Page excerpt section start
Scientific classification
- Kingdom: Animalia
- Phylum: Mollusca
- Class: Gastropoda
- Order: Stylommatophora
- Family: Arionidae
- Genus: Arion
- Species: A. fuscus
- Binomial name: Arion fuscus (O.F. Müller, 1774)
- Synonyms: Arion (Mesarion) fuscus (O. F. Müller, 1774) alternative representation; Limax fuscus O. F. Müller, 1774;

= Arion fuscus =

- Authority: (O.F. Müller, 1774)
- Conservation status: LC
- Synonyms: Arion (Mesarion) fuscus (O. F. Müller, 1774) alternative representation, Limax fuscus O. F. Müller, 1774

Species of gastropod

Arion fuscus, commonly known as the dusky arion or dusky slug, is a species of air-breathing land slug, a terrestrial pulmonate gastropod mollusk in the family Arionidae, the roundback slugs.

Arion fuscus was formerly included within Arion subfuscus (Draparnaud, 1805). The two species have very similar morphologies and have overlapping distributional ranges in Northwestern Europe. Arion fuscus is widespread throughout Central, Northern and Eastern Europe whereas A. subfuscus is mostly restricted to Western Europe. Colloquially they may be distinguished as "northern" and "western" types, e.g. northern dusky arion or northern dusky slug for A. fuscus but western dusky arion/slug for A. subfuscus sensu stricto. The two taxa together are referred to as the species complex A. subfuscus/fuscus. They are separable only by genetic analysis or by the position and colour of the gonad..
Page excerpt section end
- **What this exercise asks**:
a) Translate this sentence from the dusky slug article into Spanish: "Arion fuscus was formerly included within Arion subfuscus (Draparnaud, 1805)."
b) According to the dusky slug article, to which region is A. subfuscus mostly restricted?
c) Continue the dusky slug article, starting after its final sentence.
Stored data section start
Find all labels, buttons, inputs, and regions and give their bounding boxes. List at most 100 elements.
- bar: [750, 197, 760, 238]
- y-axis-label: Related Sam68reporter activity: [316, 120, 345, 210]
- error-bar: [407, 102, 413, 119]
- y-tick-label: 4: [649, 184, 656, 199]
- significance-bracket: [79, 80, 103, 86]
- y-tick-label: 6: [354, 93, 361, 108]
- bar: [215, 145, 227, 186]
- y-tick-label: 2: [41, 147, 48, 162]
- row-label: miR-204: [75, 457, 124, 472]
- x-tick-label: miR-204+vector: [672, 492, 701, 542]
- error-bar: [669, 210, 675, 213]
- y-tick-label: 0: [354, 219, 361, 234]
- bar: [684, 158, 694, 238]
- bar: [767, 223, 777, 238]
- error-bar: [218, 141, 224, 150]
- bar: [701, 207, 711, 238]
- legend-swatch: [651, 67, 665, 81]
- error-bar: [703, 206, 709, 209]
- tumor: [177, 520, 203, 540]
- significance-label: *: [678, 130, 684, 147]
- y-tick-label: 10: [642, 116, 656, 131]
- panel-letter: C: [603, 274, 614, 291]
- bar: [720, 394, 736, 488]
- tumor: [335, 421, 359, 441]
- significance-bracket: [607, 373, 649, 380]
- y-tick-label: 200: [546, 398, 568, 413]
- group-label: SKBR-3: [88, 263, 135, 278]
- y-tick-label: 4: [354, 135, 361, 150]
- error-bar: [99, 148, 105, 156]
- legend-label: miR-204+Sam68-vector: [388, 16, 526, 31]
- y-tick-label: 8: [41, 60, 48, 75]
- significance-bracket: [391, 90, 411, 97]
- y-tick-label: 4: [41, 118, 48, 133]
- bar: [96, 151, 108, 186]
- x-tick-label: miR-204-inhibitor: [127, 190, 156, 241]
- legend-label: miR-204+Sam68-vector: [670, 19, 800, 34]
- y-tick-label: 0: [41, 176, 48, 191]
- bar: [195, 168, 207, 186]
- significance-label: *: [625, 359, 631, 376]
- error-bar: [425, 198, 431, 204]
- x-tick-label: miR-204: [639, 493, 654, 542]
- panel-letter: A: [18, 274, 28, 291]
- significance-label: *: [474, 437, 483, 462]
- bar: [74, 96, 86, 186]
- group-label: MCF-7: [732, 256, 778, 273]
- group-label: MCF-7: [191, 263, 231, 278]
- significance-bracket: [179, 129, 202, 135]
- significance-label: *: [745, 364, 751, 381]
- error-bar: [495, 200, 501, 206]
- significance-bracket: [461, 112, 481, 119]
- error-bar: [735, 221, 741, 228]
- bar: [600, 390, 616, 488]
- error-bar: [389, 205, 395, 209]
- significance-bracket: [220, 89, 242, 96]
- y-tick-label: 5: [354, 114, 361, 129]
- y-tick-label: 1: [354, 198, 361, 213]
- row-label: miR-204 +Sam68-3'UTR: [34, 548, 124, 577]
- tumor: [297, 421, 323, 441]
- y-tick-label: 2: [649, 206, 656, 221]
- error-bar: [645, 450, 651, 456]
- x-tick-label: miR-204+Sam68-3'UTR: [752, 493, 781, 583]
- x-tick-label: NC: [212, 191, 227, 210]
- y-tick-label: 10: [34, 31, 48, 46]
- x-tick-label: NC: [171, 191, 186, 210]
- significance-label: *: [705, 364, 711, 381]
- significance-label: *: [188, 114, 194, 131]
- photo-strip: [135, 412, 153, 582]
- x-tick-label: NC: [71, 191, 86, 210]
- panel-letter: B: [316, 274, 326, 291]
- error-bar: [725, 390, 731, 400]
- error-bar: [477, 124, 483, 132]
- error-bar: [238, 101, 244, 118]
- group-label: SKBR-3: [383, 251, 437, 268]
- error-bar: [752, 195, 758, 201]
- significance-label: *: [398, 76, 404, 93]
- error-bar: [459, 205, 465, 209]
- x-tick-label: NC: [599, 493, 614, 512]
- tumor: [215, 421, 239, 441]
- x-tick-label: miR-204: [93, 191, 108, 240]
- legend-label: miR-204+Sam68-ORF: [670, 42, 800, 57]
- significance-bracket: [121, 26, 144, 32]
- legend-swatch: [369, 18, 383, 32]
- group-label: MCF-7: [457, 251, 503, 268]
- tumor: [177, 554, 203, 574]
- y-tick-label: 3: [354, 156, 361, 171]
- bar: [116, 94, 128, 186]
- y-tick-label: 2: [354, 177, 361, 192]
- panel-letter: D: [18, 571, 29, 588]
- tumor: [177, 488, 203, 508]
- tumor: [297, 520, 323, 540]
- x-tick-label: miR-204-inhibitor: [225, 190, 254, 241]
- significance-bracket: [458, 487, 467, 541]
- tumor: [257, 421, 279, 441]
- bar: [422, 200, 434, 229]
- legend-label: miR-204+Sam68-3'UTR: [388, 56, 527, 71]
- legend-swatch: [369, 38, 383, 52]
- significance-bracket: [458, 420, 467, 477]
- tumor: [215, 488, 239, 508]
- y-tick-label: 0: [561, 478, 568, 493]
Stored data section end
- **Per-task answers**:
a) Arion fuscus estaba incluido anteriormente dentro de Arion subfuscus (Draparnaud, 1805).

b) Western Europe.

c)
==Description==
A 50–70 mm roundback slug. It is brown in colour, ranging from black-brown through olive-brown to orange and bright reddish-orange. Darker lateral bands are present. Dark pigment reaches under the pneumostome from back to front. The foot fringe is pale with thin lines. The sole is uniformly pale/translucent.The tentacles are pale or dark. It does not contract into a bell shape when stimulated. The dusky arion differs from other Arion species in its yellow-orange body mucus.
Genitalia: Atrium about half diameter of spermatheca, spermatheca spherical, oviduct large and swollen like in Arion lusitanicus.

==Distribution==
This species occurs in European and Asian countries and islands including:

- Austria
- Bulgaria
- Czech Republic - least concern (LC)
- Germany
- Netherlands
- Poland
- Slovakia
- Great Britain
- Ireland
- China

In eastern North America, it is the most widely introduced non-native slug, with a range from Southern Canada to South Carolina, and west to Wisconsin.

==Ecology==
This slug is crepuscular and most active at dusk.

===Habitat===
This slug lives on the ground, under fallen logs, rocks and under bark in woodland areas, but it can also take advantage of hedges, gardens, pastures, open fields, drier jack pine stands, yards, wetlands, forests and dunes. It is not as arboreal as the larger philomycid slugs. Its habitat varies by season: in fall it forages in moist plant matter, in winter it burrows into the soil, in spring it returns to the surface, and in summer it seeks shelter to avoid desiccation.

===Diet===
This slug is omnivorous and detritivorous. It will eat animal excrement, dead insects, fungi, yellowing foliage, dying plants, dead or dying worms, and fruit.

===Reproduction and life cycle===
Like most land gastropods, Arion fuscus is hermaphroditic and can both self fertilize and reproduce sexually depending on conditions. They generally live 8-12 months. They normally lay clusters of dozens of eggs at a time. Arion fuscus/subfuscus are semelparous and most adult Arion subfuscus die shortly after reproduction but this can vary based on conditions. Generally eggs hatch sometime between autumn and winter, and adults die in summer.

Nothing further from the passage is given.